▶ _Prompt_: Restate, word for word, all of the material shown below.

▶ _Data excerpts_:
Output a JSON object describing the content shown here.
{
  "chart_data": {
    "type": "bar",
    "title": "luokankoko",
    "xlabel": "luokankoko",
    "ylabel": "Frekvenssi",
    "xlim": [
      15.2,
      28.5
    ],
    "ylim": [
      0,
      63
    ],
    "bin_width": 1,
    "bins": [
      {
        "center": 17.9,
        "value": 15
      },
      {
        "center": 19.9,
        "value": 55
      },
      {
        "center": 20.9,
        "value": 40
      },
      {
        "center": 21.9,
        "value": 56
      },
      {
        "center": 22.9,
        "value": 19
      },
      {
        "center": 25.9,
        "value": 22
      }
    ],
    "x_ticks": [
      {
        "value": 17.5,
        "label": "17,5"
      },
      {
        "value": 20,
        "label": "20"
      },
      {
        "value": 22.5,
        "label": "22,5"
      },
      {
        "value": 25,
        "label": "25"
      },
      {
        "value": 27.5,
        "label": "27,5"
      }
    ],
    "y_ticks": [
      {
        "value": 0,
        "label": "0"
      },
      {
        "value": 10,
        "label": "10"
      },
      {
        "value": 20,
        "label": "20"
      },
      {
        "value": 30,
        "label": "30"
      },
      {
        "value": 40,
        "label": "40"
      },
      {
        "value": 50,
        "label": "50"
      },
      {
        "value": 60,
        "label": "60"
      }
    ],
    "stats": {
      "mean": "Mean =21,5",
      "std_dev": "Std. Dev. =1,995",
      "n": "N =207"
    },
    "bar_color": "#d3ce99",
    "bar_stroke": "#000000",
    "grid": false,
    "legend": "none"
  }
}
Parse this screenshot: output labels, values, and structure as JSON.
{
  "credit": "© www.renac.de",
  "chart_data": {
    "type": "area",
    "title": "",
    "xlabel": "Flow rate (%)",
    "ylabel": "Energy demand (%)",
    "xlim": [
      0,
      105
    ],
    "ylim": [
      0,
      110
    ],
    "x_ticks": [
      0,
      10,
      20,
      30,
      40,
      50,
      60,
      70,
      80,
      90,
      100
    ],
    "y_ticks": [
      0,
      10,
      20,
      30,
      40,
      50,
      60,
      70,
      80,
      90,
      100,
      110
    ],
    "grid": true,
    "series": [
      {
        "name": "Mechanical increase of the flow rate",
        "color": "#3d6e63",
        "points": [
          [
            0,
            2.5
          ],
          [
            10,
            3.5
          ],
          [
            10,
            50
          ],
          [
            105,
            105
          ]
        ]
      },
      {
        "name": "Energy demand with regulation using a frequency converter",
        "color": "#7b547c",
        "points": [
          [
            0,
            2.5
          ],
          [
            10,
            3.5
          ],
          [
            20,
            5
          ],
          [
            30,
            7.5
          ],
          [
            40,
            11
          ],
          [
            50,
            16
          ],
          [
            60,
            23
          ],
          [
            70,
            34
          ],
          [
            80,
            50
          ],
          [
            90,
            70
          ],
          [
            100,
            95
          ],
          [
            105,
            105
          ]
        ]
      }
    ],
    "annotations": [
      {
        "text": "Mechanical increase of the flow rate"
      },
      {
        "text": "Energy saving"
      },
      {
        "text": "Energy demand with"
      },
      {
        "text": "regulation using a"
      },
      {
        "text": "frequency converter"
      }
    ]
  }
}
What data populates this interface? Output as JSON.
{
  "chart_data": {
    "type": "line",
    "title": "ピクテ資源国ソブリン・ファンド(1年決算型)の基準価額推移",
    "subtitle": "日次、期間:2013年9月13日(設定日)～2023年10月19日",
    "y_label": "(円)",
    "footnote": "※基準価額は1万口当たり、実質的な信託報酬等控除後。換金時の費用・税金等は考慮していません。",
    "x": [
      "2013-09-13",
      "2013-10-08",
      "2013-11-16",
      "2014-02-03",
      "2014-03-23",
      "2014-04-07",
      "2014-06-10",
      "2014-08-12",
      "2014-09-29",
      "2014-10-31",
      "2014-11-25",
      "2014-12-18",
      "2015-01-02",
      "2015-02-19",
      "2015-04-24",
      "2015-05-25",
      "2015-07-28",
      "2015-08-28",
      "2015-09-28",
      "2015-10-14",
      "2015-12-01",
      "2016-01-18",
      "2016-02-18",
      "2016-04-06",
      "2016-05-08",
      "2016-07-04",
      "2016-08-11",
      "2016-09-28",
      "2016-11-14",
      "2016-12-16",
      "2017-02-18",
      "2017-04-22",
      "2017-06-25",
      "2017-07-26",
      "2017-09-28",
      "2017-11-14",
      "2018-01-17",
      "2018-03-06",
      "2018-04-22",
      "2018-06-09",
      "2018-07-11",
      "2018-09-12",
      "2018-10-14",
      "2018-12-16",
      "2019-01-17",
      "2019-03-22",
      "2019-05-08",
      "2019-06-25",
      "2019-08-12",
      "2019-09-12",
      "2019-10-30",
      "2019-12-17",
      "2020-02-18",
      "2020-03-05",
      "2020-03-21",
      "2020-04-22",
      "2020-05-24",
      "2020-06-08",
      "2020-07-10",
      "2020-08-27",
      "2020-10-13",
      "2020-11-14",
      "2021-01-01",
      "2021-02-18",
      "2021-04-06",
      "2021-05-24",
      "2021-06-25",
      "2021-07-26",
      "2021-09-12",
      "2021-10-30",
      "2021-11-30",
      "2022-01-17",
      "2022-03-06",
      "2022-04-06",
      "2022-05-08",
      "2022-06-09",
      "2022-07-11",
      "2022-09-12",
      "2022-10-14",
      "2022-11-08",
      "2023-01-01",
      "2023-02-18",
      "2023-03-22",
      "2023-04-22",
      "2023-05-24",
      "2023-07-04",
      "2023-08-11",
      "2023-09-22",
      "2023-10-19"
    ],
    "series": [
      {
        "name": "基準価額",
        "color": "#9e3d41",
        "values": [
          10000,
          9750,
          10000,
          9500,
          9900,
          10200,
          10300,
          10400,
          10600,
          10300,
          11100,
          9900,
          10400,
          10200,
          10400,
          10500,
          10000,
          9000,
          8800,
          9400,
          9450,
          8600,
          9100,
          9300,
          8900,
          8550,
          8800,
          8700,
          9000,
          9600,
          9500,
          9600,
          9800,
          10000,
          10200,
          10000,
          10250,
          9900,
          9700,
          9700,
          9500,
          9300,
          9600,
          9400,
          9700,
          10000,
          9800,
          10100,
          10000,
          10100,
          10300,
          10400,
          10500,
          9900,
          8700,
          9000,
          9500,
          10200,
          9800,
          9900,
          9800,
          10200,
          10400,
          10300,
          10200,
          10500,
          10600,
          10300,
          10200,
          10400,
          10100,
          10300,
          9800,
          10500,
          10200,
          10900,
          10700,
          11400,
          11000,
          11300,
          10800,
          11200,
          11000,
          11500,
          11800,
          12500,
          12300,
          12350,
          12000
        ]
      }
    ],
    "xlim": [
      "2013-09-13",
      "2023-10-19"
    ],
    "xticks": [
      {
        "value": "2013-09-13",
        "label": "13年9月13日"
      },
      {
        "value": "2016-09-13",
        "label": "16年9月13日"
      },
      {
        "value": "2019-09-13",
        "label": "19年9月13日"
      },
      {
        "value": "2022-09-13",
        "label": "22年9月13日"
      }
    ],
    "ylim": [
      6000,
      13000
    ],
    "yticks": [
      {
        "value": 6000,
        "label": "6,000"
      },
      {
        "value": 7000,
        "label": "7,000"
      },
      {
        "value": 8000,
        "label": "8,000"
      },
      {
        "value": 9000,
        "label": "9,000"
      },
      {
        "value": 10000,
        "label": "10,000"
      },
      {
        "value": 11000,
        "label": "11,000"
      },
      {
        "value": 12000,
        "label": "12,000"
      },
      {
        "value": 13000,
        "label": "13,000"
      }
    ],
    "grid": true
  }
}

▶ _Worked solution_:
Output a JSON object describing the content shown here.
{
  "chart_data": {
    "type": "bar",
    "title": "luokankoko",
    "xlabel": "luokankoko",
    "ylabel": "Frekvenssi",
    "xlim": [
      15.2,
      28.5
    ],
    "ylim": [
      0,
      63
    ],
    "bin_width": 1,
    "bins": [
      {
        "center": 17.9,
        "value": 15
      },
      {
        "center": 19.9,
        "value": 55
      },
      {
        "center": 20.9,
        "value": 40
      },
      {
        "center": 21.9,
        "value": 56
      },
      {
        "center": 22.9,
        "value": 19
      },
      {
        "center": 25.9,
        "value": 22
      }
    ],
    "x_ticks": [
      {
        "value": 17.5,
        "label": "17,5"
      },
      {
        "value": 20,
        "label": "20"
      },
      {
        "value": 22.5,
        "label": "22,5"
      },
      {
        "value": 25,
        "label": "25"
      },
      {
        "value": 27.5,
        "label": "27,5"
      }
    ],
    "y_ticks": [
      {
        "value": 0,
        "label": "0"
      },
      {
        "value": 10,
        "label": "10"
      },
      {
        "value": 20,
        "label": "20"
      },
      {
        "value": 30,
        "label": "30"
      },
      {
        "value": 40,
        "label": "40"
      },
      {
        "value": 50,
        "label": "50"
      },
      {
        "value": 60,
        "label": "60"
      }
    ],
    "stats": {
      "mean": "Mean =21,5",
      "std_dev": "Std. Dev. =1,995",
      "n": "N =207"
    },
    "bar_color": "#d3ce99",
    "bar_stroke": "#000000",
    "grid": false,
    "legend": "none"
  }
}
Parse this screenshot: output labels, values, and structure as JSON.
{
  "credit": "© www.renac.de",
  "chart_data": {
    "type": "area",
    "title": "",
    "xlabel": "Flow rate (%)",
    "ylabel": "Energy demand (%)",
    "xlim": [
      0,
      105
    ],
    "ylim": [
      0,
      110
    ],
    "x_ticks": [
      0,
      10,
      20,
      30,
      40,
      50,
      60,
      70,
      80,
      90,
      100
    ],
    "y_ticks": [
      0,
      10,
      20,
      30,
      40,
      50,
      60,
      70,
      80,
      90,
      100,
      110
    ],
    "grid": true,
    "series": [
      {
        "name": "Mechanical increase of the flow rate",
        "color": "#3d6e63",
        "points": [
          [
            0,
            2.5
          ],
          [
            10,
            3.5
          ],
          [
            10,
            50
          ],
          [
            105,
            105
          ]
        ]
      },
      {
        "name": "Energy demand with regulation using a frequency converter",
        "color": "#7b547c",
        "points": [
          [
            0,
            2.5
          ],
          [
            10,
            3.5
          ],
          [
            20,
            5
          ],
          [
            30,
            7.5
          ],
          [
            40,
            11
          ],
          [
            50,
            16
          ],
          [
            60,
            23
          ],
          [
            70,
            34
          ],
          [
            80,
            50
          ],
          [
            90,
            70
          ],
          [
            100,
            95
          ],
          [
            105,
            105
          ]
        ]
      }
    ],
    "annotations": [
      {
        "text": "Mechanical increase of the flow rate"
      },
      {
        "text": "Energy saving"
      },
      {
        "text": "Energy demand with"
      },
      {
        "text": "regulation using a"
      },
      {
        "text": "frequency converter"
      }
    ]
  }
}
What data populates this interface? Output as JSON.
{
  "chart_data": {
    "type": "line",
    "title": "ピクテ資源国ソブリン・ファンド(1年決算型)の基準価額推移",
    "subtitle": "日次、期間:2013年9月13日(設定日)～2023年10月19日",
    "y_label": "(円)",
    "footnote": "※基準価額は1万口当たり、実質的な信託報酬等控除後。換金時の費用・税金等は考慮していません。",
    "x": [
      "2013-09-13",
      "2013-10-08",
      "2013-11-16",
      "2014-02-03",
      "2014-03-23",
      "2014-04-07",
      "2014-06-10",
      "2014-08-12",
      "2014-09-29",
      "2014-10-31",
      "2014-11-25",
      "2014-12-18",
      "2015-01-02",
      "2015-02-19",
      "2015-04-24",
      "2015-05-25",
      "2015-07-28",
      "2015-08-28",
      "2015-09-28",
      "2015-10-14",
      "2015-12-01",
      "2016-01-18",
      "2016-02-18",
      "2016-04-06",
      "2016-05-08",
      "2016-07-04",
      "2016-08-11",
      "2016-09-28",
      "2016-11-14",
      "2016-12-16",
      "2017-02-18",
      "2017-04-22",
      "2017-06-25",
      "2017-07-26",
      "2017-09-28",
      "2017-11-14",
      "2018-01-17",
      "2018-03-06",
      "2018-04-22",
      "2018-06-09",
      "2018-07-11",
      "2018-09-12",
      "2018-10-14",
      "2018-12-16",
      "2019-01-17",
      "2019-03-22",
      "2019-05-08",
      "2019-06-25",
      "2019-08-12",
      "2019-09-12",
      "2019-10-30",
      "2019-12-17",
      "2020-02-18",
      "2020-03-05",
      "2020-03-21",
      "2020-04-22",
      "2020-05-24",
      "2020-06-08",
      "2020-07-10",
      "2020-08-27",
      "2020-10-13",
      "2020-11-14",
      "2021-01-01",
      "2021-02-18",
      "2021-04-06",
      "2021-05-24",
      "2021-06-25",
      "2021-07-26",
      "2021-09-12",
      "2021-10-30",
      "2021-11-30",
      "2022-01-17",
      "2022-03-06",
      "2022-04-06",
      "2022-05-08",
      "2022-06-09",
      "2022-07-11",
      "2022-09-12",
      "2022-10-14",
      "2022-11-08",
      "2023-01-01",
      "2023-02-18",
      "2023-03-22",
      "2023-04-22",
      "2023-05-24",
      "2023-07-04",
      "2023-08-11",
      "2023-09-22",
      "2023-10-19"
    ],
    "series": [
      {
        "name": "基準価額",
        "color": "#9e3d41",
        "values": [
          10000,
          9750,
          10000,
          9500,
          9900,
          10200,
          10300,
          10400,
          10600,
          10300,
          11100,
          9900,
          10400,
          10200,
          10400,
          10500,
          10000,
          9000,
          8800,
          9400,
          9450,
          8600,
          9100,
          9300,
          8900,
          8550,
          8800,
          8700,
          9000,
          9600,
          9500,
          9600,
          9800,
          10000,
          10200,
          10000,
          10250,
          9900,
          9700,
          9700,
          9500,
          9300,
          9600,
          9400,
          9700,
          10000,
          9800,
          10100,
          10000,
          10100,
          10300,
          10400,
          10500,
          9900,
          8700,
          9000,
          9500,
          10200,
          9800,
          9900,
          9800,
          10200,
          10400,
          10300,
          10200,
          10500,
          10600,
          10300,
          10200,
          10400,
          10100,
          10300,
          9800,
          10500,
          10200,
          10900,
          10700,
          11400,
          11000,
          11300,
          10800,
          11200,
          11000,
          11500,
          11800,
          12500,
          12300,
          12350,
          12000
        ]
      }
    ],
    "xlim": [
      "2013-09-13",
      "2023-10-19"
    ],
    "xticks": [
      {
        "value": "2013-09-13",
        "label": "13年9月13日"
      },
      {
        "value": "2016-09-13",
        "label": "16年9月13日"
      },
      {
        "value": "2019-09-13",
        "label": "19年9月13日"
      },
      {
        "value": "2022-09-13",
        "label": "22年9月13日"
      }
    ],
    "ylim": [
      6000,
      13000
    ],
    "yticks": [
      {
        "value": 6000,
        "label": "6,000"
      },
      {
        "value": 7000,
        "label": "7,000"
      },
      {
        "value": 8000,
        "label": "8,000"
      },
      {
        "value": 9000,
        "label": "9,000"
      },
      {
        "value": 10000,
        "label": "10,000"
      },
      {
        "value": 11000,
        "label": "11,000"
      },
      {
        "value": 12000,
        "label": "12,000"
      },
      {
        "value": 13000,
        "label": "13,000"
      }
    ],
    "grid": true
  }
}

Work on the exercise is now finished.